Below is a listing. Gather each line of it that contains "上传APP".

******************************

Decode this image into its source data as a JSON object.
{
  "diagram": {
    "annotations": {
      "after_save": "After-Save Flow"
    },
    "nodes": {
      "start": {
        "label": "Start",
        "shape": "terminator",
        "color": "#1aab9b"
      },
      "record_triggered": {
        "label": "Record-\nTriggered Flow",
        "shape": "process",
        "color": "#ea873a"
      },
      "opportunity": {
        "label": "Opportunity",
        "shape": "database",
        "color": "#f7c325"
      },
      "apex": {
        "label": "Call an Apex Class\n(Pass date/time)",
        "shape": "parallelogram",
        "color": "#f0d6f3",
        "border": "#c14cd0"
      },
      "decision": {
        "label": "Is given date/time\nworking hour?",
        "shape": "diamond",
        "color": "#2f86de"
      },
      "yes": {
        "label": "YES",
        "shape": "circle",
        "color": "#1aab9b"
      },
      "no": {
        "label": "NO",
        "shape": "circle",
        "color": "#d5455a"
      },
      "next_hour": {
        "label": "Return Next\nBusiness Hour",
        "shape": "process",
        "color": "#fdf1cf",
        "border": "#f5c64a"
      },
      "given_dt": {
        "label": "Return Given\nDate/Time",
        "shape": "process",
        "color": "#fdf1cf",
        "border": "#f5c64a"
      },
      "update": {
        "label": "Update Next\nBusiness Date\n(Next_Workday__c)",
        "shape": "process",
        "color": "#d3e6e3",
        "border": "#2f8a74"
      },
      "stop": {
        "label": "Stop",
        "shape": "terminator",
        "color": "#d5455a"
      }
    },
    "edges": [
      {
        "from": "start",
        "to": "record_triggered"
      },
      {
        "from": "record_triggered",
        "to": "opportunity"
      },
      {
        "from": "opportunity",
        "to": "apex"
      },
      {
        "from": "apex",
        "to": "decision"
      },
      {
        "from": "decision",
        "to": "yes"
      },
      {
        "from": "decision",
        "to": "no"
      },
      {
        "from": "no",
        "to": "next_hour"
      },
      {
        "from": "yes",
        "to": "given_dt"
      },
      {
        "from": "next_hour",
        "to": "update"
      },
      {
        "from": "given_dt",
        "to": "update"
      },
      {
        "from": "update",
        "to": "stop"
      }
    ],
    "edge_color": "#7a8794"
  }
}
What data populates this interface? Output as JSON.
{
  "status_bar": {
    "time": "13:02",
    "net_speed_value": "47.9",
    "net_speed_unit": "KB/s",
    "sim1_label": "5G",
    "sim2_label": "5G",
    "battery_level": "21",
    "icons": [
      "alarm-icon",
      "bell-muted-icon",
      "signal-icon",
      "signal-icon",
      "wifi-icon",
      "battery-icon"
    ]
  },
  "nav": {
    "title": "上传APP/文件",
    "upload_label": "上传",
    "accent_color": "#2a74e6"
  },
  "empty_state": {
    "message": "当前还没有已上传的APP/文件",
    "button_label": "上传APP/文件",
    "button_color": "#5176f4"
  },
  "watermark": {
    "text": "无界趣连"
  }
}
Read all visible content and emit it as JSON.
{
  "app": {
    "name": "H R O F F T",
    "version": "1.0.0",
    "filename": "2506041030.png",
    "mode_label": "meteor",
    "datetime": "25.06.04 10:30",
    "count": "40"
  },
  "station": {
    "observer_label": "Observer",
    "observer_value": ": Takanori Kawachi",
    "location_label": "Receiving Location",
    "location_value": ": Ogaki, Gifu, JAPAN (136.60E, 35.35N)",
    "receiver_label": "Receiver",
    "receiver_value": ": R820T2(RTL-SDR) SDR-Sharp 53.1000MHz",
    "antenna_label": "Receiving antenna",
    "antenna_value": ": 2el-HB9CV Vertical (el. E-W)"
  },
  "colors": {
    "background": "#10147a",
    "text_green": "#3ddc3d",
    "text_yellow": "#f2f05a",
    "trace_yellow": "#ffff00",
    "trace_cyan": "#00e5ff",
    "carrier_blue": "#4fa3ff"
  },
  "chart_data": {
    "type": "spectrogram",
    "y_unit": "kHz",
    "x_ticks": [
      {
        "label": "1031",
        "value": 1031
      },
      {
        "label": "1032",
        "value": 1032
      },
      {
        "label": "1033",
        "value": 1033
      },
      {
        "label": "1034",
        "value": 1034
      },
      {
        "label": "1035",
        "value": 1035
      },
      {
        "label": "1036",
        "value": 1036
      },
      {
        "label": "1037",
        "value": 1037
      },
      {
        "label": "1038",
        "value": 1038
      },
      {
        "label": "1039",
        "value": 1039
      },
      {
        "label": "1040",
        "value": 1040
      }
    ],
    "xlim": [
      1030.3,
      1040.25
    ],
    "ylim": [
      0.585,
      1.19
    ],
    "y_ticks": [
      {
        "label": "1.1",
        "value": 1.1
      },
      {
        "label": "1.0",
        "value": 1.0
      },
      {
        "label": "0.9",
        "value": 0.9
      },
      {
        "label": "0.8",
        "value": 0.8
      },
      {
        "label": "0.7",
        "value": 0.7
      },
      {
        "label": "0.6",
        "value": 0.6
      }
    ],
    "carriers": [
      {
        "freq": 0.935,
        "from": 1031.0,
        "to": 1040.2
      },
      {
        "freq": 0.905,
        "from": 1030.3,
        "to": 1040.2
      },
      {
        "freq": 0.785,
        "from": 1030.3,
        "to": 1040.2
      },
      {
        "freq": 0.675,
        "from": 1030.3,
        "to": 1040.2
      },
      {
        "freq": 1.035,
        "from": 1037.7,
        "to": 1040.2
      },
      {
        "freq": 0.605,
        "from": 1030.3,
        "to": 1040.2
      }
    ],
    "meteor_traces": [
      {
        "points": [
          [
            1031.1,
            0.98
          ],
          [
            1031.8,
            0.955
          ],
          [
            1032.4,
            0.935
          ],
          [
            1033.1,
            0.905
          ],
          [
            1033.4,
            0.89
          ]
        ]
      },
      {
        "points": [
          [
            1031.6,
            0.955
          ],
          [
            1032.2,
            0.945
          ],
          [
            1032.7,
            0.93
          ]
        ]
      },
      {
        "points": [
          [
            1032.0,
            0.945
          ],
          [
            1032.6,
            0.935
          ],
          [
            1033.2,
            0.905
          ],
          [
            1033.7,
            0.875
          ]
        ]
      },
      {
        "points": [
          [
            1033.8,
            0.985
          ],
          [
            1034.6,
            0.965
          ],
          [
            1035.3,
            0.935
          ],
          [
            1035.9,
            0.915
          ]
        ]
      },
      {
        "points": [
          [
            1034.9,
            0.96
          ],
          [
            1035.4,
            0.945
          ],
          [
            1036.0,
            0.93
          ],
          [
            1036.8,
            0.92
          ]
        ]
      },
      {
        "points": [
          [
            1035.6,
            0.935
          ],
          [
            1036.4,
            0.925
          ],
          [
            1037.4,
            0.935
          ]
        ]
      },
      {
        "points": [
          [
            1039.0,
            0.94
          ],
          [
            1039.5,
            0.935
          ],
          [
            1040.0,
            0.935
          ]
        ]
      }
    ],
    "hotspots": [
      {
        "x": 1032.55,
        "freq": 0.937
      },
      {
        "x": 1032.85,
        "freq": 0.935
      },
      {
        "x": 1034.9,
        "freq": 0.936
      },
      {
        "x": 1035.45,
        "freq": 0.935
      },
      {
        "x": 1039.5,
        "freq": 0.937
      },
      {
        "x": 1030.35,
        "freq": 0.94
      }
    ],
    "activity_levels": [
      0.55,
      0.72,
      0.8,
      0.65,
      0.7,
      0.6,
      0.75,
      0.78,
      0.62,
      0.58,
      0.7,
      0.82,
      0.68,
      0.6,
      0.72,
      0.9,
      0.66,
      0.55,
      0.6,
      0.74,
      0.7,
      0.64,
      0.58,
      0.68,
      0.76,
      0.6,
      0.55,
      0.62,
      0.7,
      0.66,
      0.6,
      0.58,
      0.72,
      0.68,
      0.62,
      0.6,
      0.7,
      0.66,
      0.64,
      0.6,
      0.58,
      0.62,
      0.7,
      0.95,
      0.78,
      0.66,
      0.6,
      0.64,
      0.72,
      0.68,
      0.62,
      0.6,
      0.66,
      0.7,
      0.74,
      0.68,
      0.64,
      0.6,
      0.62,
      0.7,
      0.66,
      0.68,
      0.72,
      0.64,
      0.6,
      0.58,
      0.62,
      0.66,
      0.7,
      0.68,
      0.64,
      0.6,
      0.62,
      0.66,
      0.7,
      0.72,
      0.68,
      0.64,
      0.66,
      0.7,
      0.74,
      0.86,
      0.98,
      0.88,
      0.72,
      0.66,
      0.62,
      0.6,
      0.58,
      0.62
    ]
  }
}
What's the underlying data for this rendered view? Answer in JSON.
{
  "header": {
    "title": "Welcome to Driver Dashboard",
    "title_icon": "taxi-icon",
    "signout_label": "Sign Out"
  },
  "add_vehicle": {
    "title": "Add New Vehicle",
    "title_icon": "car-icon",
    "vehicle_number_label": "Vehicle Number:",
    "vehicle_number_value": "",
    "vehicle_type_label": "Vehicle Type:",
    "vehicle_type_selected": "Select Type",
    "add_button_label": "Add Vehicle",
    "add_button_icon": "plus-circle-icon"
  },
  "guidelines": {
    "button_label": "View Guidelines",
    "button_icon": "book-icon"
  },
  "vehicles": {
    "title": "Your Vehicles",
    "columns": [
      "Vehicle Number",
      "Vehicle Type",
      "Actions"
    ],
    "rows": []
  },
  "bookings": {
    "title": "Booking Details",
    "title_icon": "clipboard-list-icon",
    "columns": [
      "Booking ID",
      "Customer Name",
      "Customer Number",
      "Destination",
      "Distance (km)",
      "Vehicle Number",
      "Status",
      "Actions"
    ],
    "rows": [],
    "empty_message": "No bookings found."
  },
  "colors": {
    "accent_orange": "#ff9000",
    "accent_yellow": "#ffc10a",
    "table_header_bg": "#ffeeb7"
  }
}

******************************

_Answer to this exercise_.
    "title": "上传APP/文件",
    "button_label": "上传APP/文件",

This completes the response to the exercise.